*** DATASET EXCERPTS ***

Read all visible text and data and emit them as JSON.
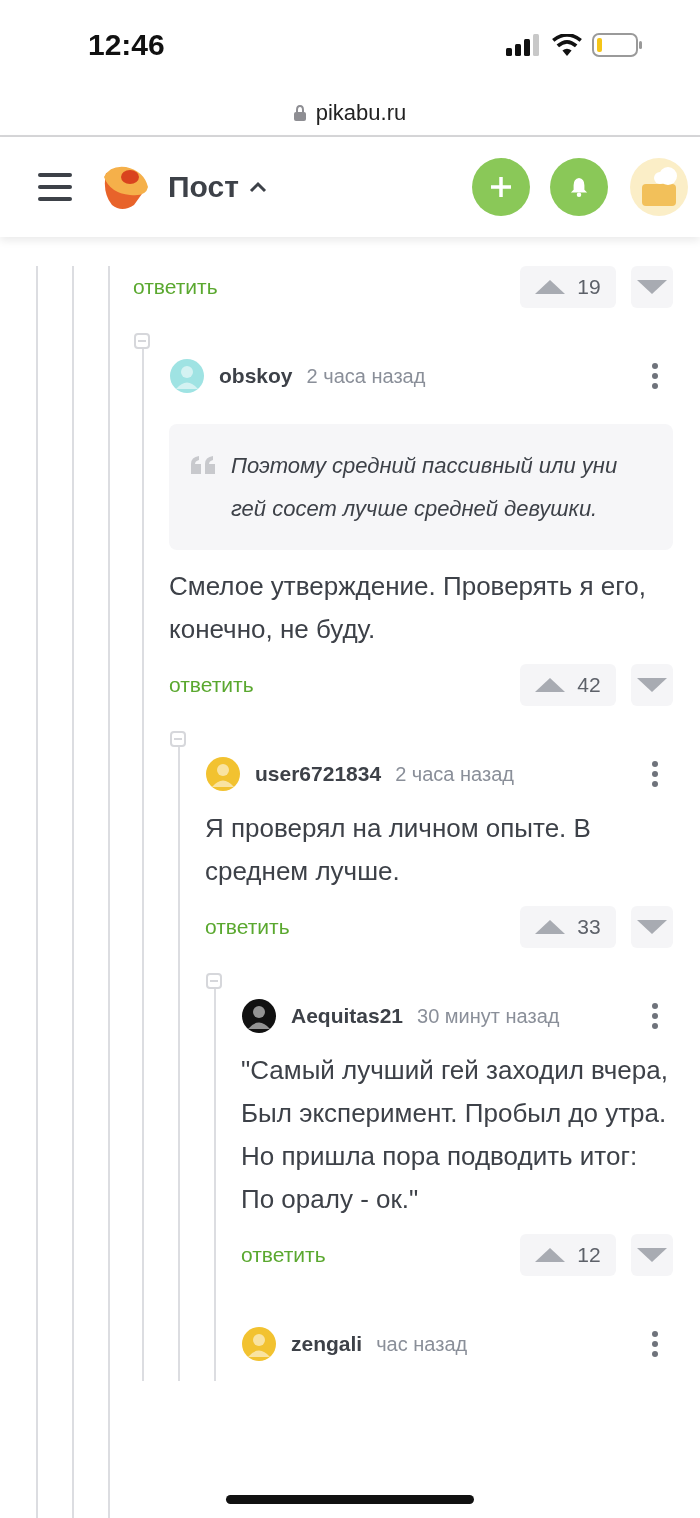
{
  "status_bar": {
    "time": "12:46"
  },
  "address_bar": {
    "url": "pikabu.ru"
  },
  "header": {
    "title": "Пост"
  },
  "thread": {
    "reply_label": "ответить",
    "score": "19",
    "children": [
      {
        "collapse_toggle": true,
        "author": "obskoy",
        "time": "2 часа назад",
        "color": "#9fe3e3",
        "quote": "Поэтому средний пассивный или уни гей сосет лучше средней девушки.",
        "text": "Смелое утверждение. Проверять я его, конечно, не буду.",
        "reply_label": "ответить",
        "score": "42",
        "children": [
          {
            "collapse_toggle": true,
            "author": "user6721834",
            "time": "2 часа назад",
            "color": "#f2c230",
            "text": "Я проверял на личном опыте. В среднем лучше.",
            "reply_label": "ответить",
            "score": "33",
            "children": [
              {
                "collapse_toggle": true,
                "author": "Aequitas21",
                "time": "30 минут назад",
                "color": "#111111",
                "text": "\"Самый лучший гей заходил вчера,\nБыл эксперимент. Пробыл до утра.\nНо пришла пора подводить итог:\nПо оралу - ок.\"",
                "reply_label": "ответить",
                "score": "12"
              },
              {
                "collapse_toggle": false,
                "author": "zengali",
                "time": "час назад",
                "color": "#f2c230"
              }
            ]
          }
        ]
      }
    ]
  }
}
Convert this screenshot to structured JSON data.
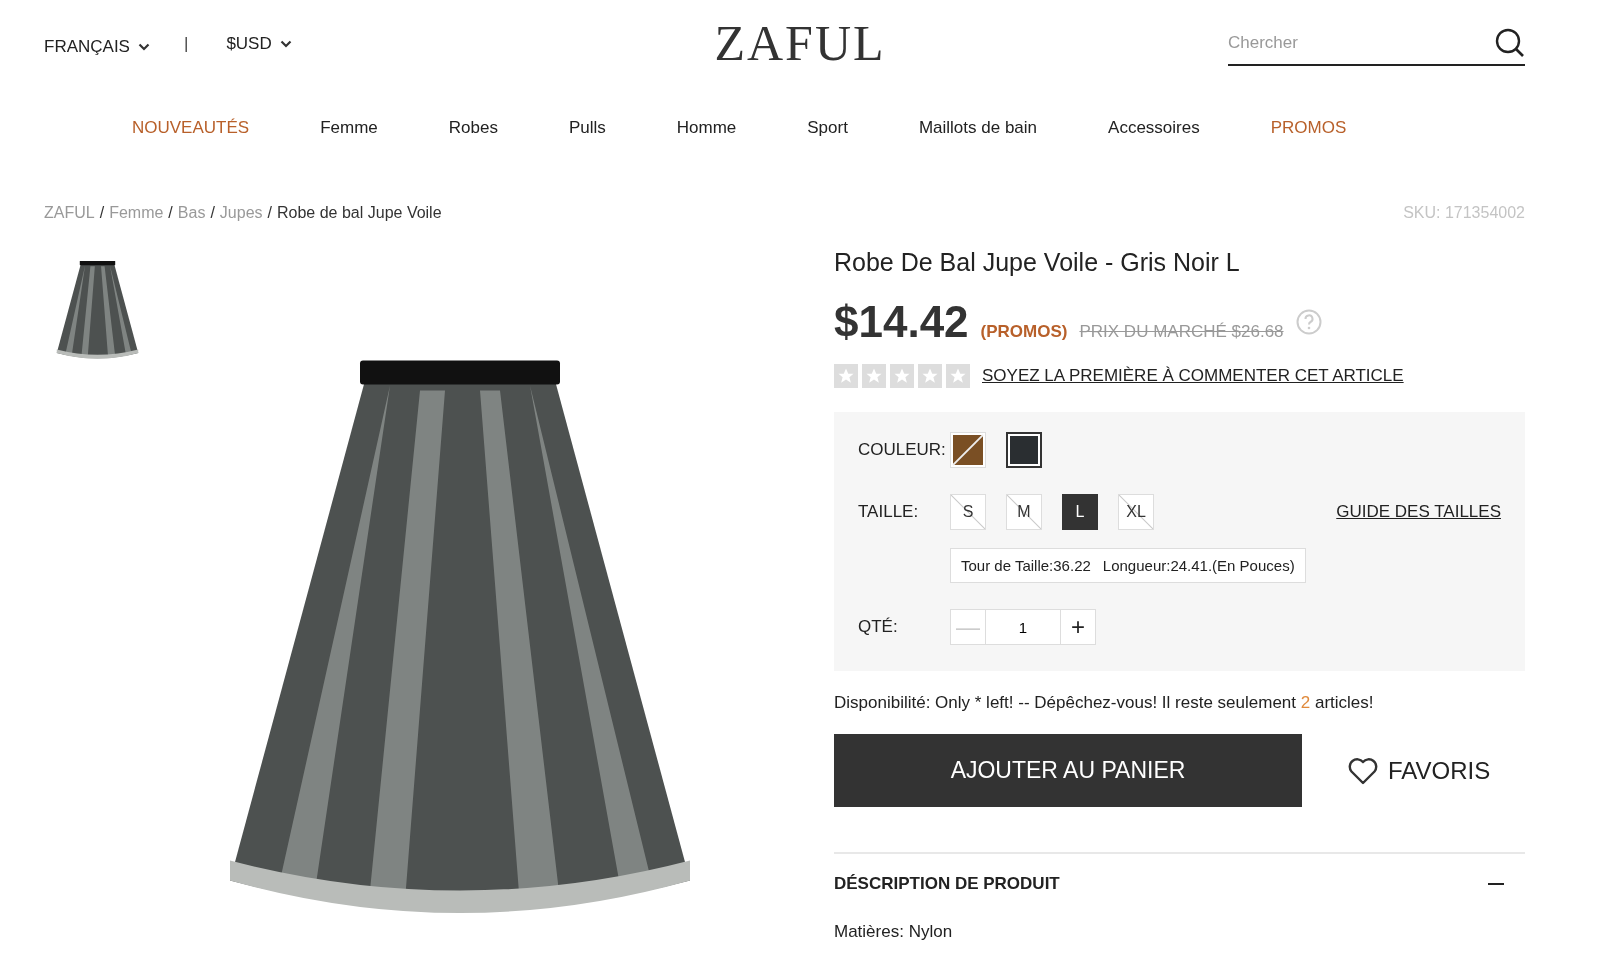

***

REQUEST
Omit the pictures, and quote the material above exactly as given.

SOLVED PROBLEM
Read all visible text and data and emit them as JSON.
{
  "status_bar": {
    "time": "12:46"
  },
  "address_bar": {
    "url": "pikabu.ru"
  },
  "header": {
    "title": "Пост"
  },
  "thread": {
    "reply_label": "ответить",
    "score": "19",
    "children": [
      {
        "collapse_toggle": true,
        "author": "obskoy",
        "time": "2 часа назад",
        "color": "#9fe3e3",
        "quote": "Поэтому средний пассивный или уни гей сосет лучше средней девушки.",
        "text": "Смелое утверждение. Проверять я его, конечно, не буду.",
        "reply_label": "ответить",
        "score": "42",
        "children": [
          {
            "collapse_toggle": true,
            "author": "user6721834",
            "time": "2 часа назад",
            "color": "#f2c230",
            "text": "Я проверял на личном опыте. В среднем лучше.",
            "reply_label": "ответить",
            "score": "33",
            "children": [
              {
                "collapse_toggle": true,
                "author": "Aequitas21",
                "time": "30 минут назад",
                "color": "#111111",
                "text": "\"Самый лучший гей заходил вчера,\nБыл эксперимент. Пробыл до утра.\nНо пришла пора подводить итог:\nПо оралу - ок.\"",
                "reply_label": "ответить",
                "score": "12"
              },
              {
                "collapse_toggle": false,
                "author": "zengali",
                "time": "час назад",
                "color": "#f2c230"
              }
            ]
          }
        ]
      }
    ]
  }
}
Convert this screenshot to structured JSON data.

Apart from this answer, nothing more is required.